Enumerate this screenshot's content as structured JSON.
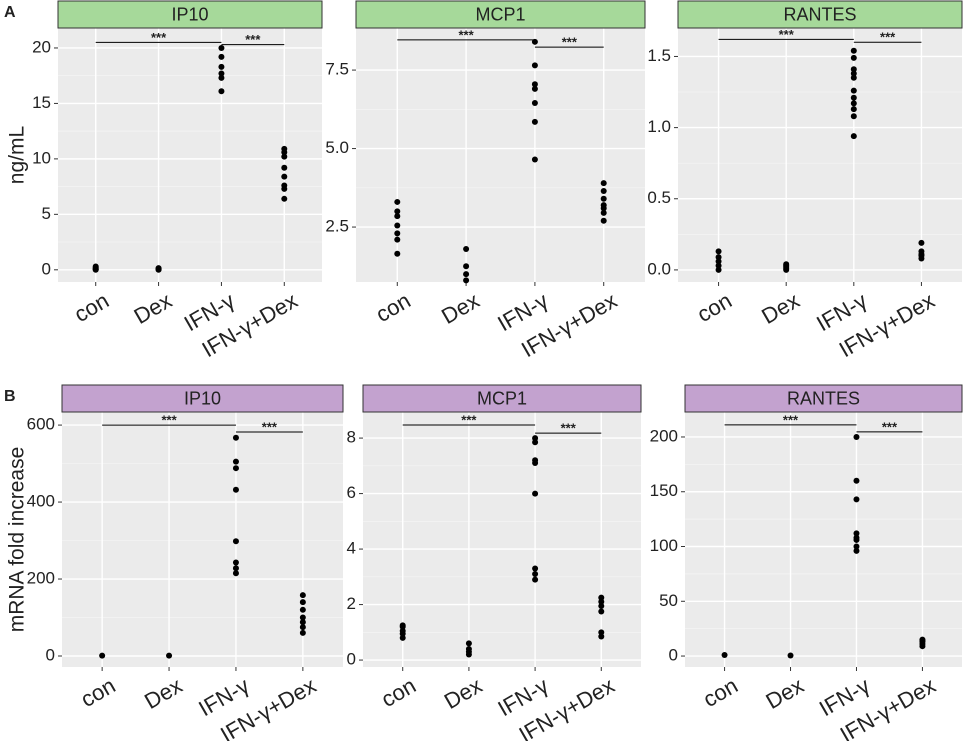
{
  "chart_data": [
    {
      "type": "scatter",
      "panel": "A",
      "title": "IP10",
      "ylabel": "ng/mL",
      "strip_color": "#a6d99a",
      "categories": [
        "con",
        "Dex",
        "IFN-γ",
        "IFN-γ+Dex"
      ],
      "values": [
        [
          0.0,
          0.05,
          0.1,
          0.2,
          0.3
        ],
        [
          0.0,
          0.05,
          0.1,
          0.15
        ],
        [
          16.1,
          17.3,
          17.7,
          18.3,
          19.2,
          20.0
        ],
        [
          6.4,
          7.3,
          7.6,
          8.4,
          9.2,
          10.2,
          10.6,
          10.9
        ]
      ],
      "ylim": [
        -1.1,
        21.8
      ],
      "yticks": [
        0,
        5,
        10,
        15,
        20
      ],
      "brackets": [
        {
          "text": "***",
          "from": "con",
          "to": "IFN-γ",
          "y": 20.5
        },
        {
          "text": "***",
          "from": "IFN-γ",
          "to": "IFN-γ+Dex",
          "y": 20.3
        }
      ]
    },
    {
      "type": "scatter",
      "title": "MCP1",
      "strip_color": "#a6d99a",
      "categories": [
        "con",
        "Dex",
        "IFN-γ",
        "IFN-γ+Dex"
      ],
      "values": [
        [
          1.65,
          2.1,
          2.3,
          2.55,
          2.85,
          3.0,
          3.3
        ],
        [
          0.8,
          1.0,
          1.25,
          1.8
        ],
        [
          4.65,
          5.85,
          6.45,
          6.9,
          7.05,
          7.65,
          8.4
        ],
        [
          2.7,
          2.95,
          3.1,
          3.2,
          3.4,
          3.65,
          3.9
        ]
      ],
      "ylim": [
        0.75,
        8.84
      ],
      "yticks": [
        2.5,
        {
          "value": 5,
          "label": "5.0"
        },
        7.5
      ],
      "brackets": [
        {
          "text": "***",
          "from": "con",
          "to": "IFN-γ",
          "y": 8.46
        },
        {
          "text": "***",
          "from": "IFN-γ",
          "to": "IFN-γ+Dex",
          "y": 8.23
        }
      ]
    },
    {
      "type": "scatter",
      "title": "RANTES",
      "strip_color": "#a6d99a",
      "categories": [
        "con",
        "Dex",
        "IFN-γ",
        "IFN-γ+Dex"
      ],
      "values": [
        [
          0.0,
          0.03,
          0.06,
          0.09,
          0.13
        ],
        [
          0.0,
          0.01,
          0.02,
          0.03,
          0.04
        ],
        [
          0.94,
          1.08,
          1.13,
          1.17,
          1.21,
          1.26,
          1.35,
          1.38,
          1.41,
          1.49,
          1.54
        ],
        [
          0.08,
          0.1,
          0.11,
          0.13,
          0.19
        ]
      ],
      "ylim": [
        -0.085,
        1.7
      ],
      "yticks": [
        {
          "value": 0,
          "label": "0.0"
        },
        0.5,
        {
          "value": 1,
          "label": "1.0"
        },
        1.5
      ],
      "brackets": [
        {
          "text": "***",
          "from": "con",
          "to": "IFN-γ",
          "y": 1.62
        },
        {
          "text": "***",
          "from": "IFN-γ",
          "to": "IFN-γ+Dex",
          "y": 1.6
        }
      ]
    },
    {
      "type": "scatter",
      "panel": "B",
      "title": "IP10",
      "ylabel": "mRNA fold increase",
      "strip_color": "#c3a2cf",
      "categories": [
        "con",
        "Dex",
        "IFN-γ",
        "IFN-γ+Dex"
      ],
      "values": [
        [
          1
        ],
        [
          1
        ],
        [
          215,
          228,
          243,
          298,
          432,
          488,
          505,
          567
        ],
        [
          60,
          75,
          88,
          100,
          120,
          140,
          158
        ]
      ],
      "ylim": [
        -28.6,
        634
      ],
      "yticks": [
        0,
        200,
        400,
        600
      ],
      "brackets": [
        {
          "text": "***",
          "from": "con",
          "to": "IFN-γ",
          "y": 600
        },
        {
          "text": "***",
          "from": "IFN-γ",
          "to": "IFN-γ+Dex",
          "y": 582
        }
      ]
    },
    {
      "type": "scatter",
      "title": "MCP1",
      "strip_color": "#c3a2cf",
      "categories": [
        "con",
        "Dex",
        "IFN-γ",
        "IFN-γ+Dex"
      ],
      "values": [
        [
          0.8,
          0.95,
          1.05,
          1.2,
          1.25
        ],
        [
          0.2,
          0.3,
          0.4,
          0.6
        ],
        [
          2.9,
          3.1,
          3.3,
          6.0,
          7.1,
          7.2,
          7.85,
          8.0
        ],
        [
          0.85,
          1.0,
          1.75,
          1.95,
          2.1,
          2.25
        ]
      ],
      "ylim": [
        -0.25,
        8.94
      ],
      "yticks": [
        0,
        2,
        4,
        6,
        8
      ],
      "brackets": [
        {
          "text": "***",
          "from": "con",
          "to": "IFN-γ",
          "y": 8.47
        },
        {
          "text": "***",
          "from": "IFN-γ",
          "to": "IFN-γ+Dex",
          "y": 8.18
        }
      ]
    },
    {
      "type": "scatter",
      "title": "RANTES",
      "strip_color": "#c3a2cf",
      "categories": [
        "con",
        "Dex",
        "IFN-γ",
        "IFN-γ+Dex"
      ],
      "values": [
        [
          1
        ],
        [
          0.5
        ],
        [
          96,
          100,
          106,
          108,
          112,
          143,
          160,
          200
        ],
        [
          9,
          11,
          13,
          14,
          15
        ]
      ],
      "ylim": [
        -10,
        222.8
      ],
      "yticks": [
        0,
        50,
        100,
        150,
        200
      ],
      "brackets": [
        {
          "text": "***",
          "from": "con",
          "to": "IFN-γ",
          "y": 211
        },
        {
          "text": "***",
          "from": "IFN-γ",
          "to": "IFN-γ+Dex",
          "y": 204.6
        }
      ]
    }
  ]
}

* * *

Work required
Reproduce every entry exactly, but omit each picture.

Answer space
Enumerate this screenshot's content as structured JSON.
{
  "chart_data": [
    {
      "type": "scatter",
      "panel": "A",
      "title": "IP10",
      "ylabel": "ng/mL",
      "strip_color": "#a6d99a",
      "categories": [
        "con",
        "Dex",
        "IFN-γ",
        "IFN-γ+Dex"
      ],
      "values": [
        [
          0.0,
          0.05,
          0.1,
          0.2,
          0.3
        ],
        [
          0.0,
          0.05,
          0.1,
          0.15
        ],
        [
          16.1,
          17.3,
          17.7,
          18.3,
          19.2,
          20.0
        ],
        [
          6.4,
          7.3,
          7.6,
          8.4,
          9.2,
          10.2,
          10.6,
          10.9
        ]
      ],
      "ylim": [
        -1.1,
        21.8
      ],
      "yticks": [
        0,
        5,
        10,
        15,
        20
      ],
      "brackets": [
        {
          "text": "***",
          "from": "con",
          "to": "IFN-γ",
          "y": 20.5
        },
        {
          "text": "***",
          "from": "IFN-γ",
          "to": "IFN-γ+Dex",
          "y": 20.3
        }
      ]
    },
    {
      "type": "scatter",
      "title": "MCP1",
      "strip_color": "#a6d99a",
      "categories": [
        "con",
        "Dex",
        "IFN-γ",
        "IFN-γ+Dex"
      ],
      "values": [
        [
          1.65,
          2.1,
          2.3,
          2.55,
          2.85,
          3.0,
          3.3
        ],
        [
          0.8,
          1.0,
          1.25,
          1.8
        ],
        [
          4.65,
          5.85,
          6.45,
          6.9,
          7.05,
          7.65,
          8.4
        ],
        [
          2.7,
          2.95,
          3.1,
          3.2,
          3.4,
          3.65,
          3.9
        ]
      ],
      "ylim": [
        0.75,
        8.84
      ],
      "yticks": [
        2.5,
        {
          "value": 5,
          "label": "5.0"
        },
        7.5
      ],
      "brackets": [
        {
          "text": "***",
          "from": "con",
          "to": "IFN-γ",
          "y": 8.46
        },
        {
          "text": "***",
          "from": "IFN-γ",
          "to": "IFN-γ+Dex",
          "y": 8.23
        }
      ]
    },
    {
      "type": "scatter",
      "title": "RANTES",
      "strip_color": "#a6d99a",
      "categories": [
        "con",
        "Dex",
        "IFN-γ",
        "IFN-γ+Dex"
      ],
      "values": [
        [
          0.0,
          0.03,
          0.06,
          0.09,
          0.13
        ],
        [
          0.0,
          0.01,
          0.02,
          0.03,
          0.04
        ],
        [
          0.94,
          1.08,
          1.13,
          1.17,
          1.21,
          1.26,
          1.35,
          1.38,
          1.41,
          1.49,
          1.54
        ],
        [
          0.08,
          0.1,
          0.11,
          0.13,
          0.19
        ]
      ],
      "ylim": [
        -0.085,
        1.7
      ],
      "yticks": [
        {
          "value": 0,
          "label": "0.0"
        },
        0.5,
        {
          "value": 1,
          "label": "1.0"
        },
        1.5
      ],
      "brackets": [
        {
          "text": "***",
          "from": "con",
          "to": "IFN-γ",
          "y": 1.62
        },
        {
          "text": "***",
          "from": "IFN-γ",
          "to": "IFN-γ+Dex",
          "y": 1.6
        }
      ]
    },
    {
      "type": "scatter",
      "panel": "B",
      "title": "IP10",
      "ylabel": "mRNA fold increase",
      "strip_color": "#c3a2cf",
      "categories": [
        "con",
        "Dex",
        "IFN-γ",
        "IFN-γ+Dex"
      ],
      "values": [
        [
          1
        ],
        [
          1
        ],
        [
          215,
          228,
          243,
          298,
          432,
          488,
          505,
          567
        ],
        [
          60,
          75,
          88,
          100,
          120,
          140,
          158
        ]
      ],
      "ylim": [
        -28.6,
        634
      ],
      "yticks": [
        0,
        200,
        400,
        600
      ],
      "brackets": [
        {
          "text": "***",
          "from": "con",
          "to": "IFN-γ",
          "y": 600
        },
        {
          "text": "***",
          "from": "IFN-γ",
          "to": "IFN-γ+Dex",
          "y": 582
        }
      ]
    },
    {
      "type": "scatter",
      "title": "MCP1",
      "strip_color": "#c3a2cf",
      "categories": [
        "con",
        "Dex",
        "IFN-γ",
        "IFN-γ+Dex"
      ],
      "values": [
        [
          0.8,
          0.95,
          1.05,
          1.2,
          1.25
        ],
        [
          0.2,
          0.3,
          0.4,
          0.6
        ],
        [
          2.9,
          3.1,
          3.3,
          6.0,
          7.1,
          7.2,
          7.85,
          8.0
        ],
        [
          0.85,
          1.0,
          1.75,
          1.95,
          2.1,
          2.25
        ]
      ],
      "ylim": [
        -0.25,
        8.94
      ],
      "yticks": [
        0,
        2,
        4,
        6,
        8
      ],
      "brackets": [
        {
          "text": "***",
          "from": "con",
          "to": "IFN-γ",
          "y": 8.47
        },
        {
          "text": "***",
          "from": "IFN-γ",
          "to": "IFN-γ+Dex",
          "y": 8.18
        }
      ]
    },
    {
      "type": "scatter",
      "title": "RANTES",
      "strip_color": "#c3a2cf",
      "categories": [
        "con",
        "Dex",
        "IFN-γ",
        "IFN-γ+Dex"
      ],
      "values": [
        [
          1
        ],
        [
          0.5
        ],
        [
          96,
          100,
          106,
          108,
          112,
          143,
          160,
          200
        ],
        [
          9,
          11,
          13,
          14,
          15
        ]
      ],
      "ylim": [
        -10,
        222.8
      ],
      "yticks": [
        0,
        50,
        100,
        150,
        200
      ],
      "brackets": [
        {
          "text": "***",
          "from": "con",
          "to": "IFN-γ",
          "y": 211
        },
        {
          "text": "***",
          "from": "IFN-γ",
          "to": "IFN-γ+Dex",
          "y": 204.6
        }
      ]
    }
  ]
}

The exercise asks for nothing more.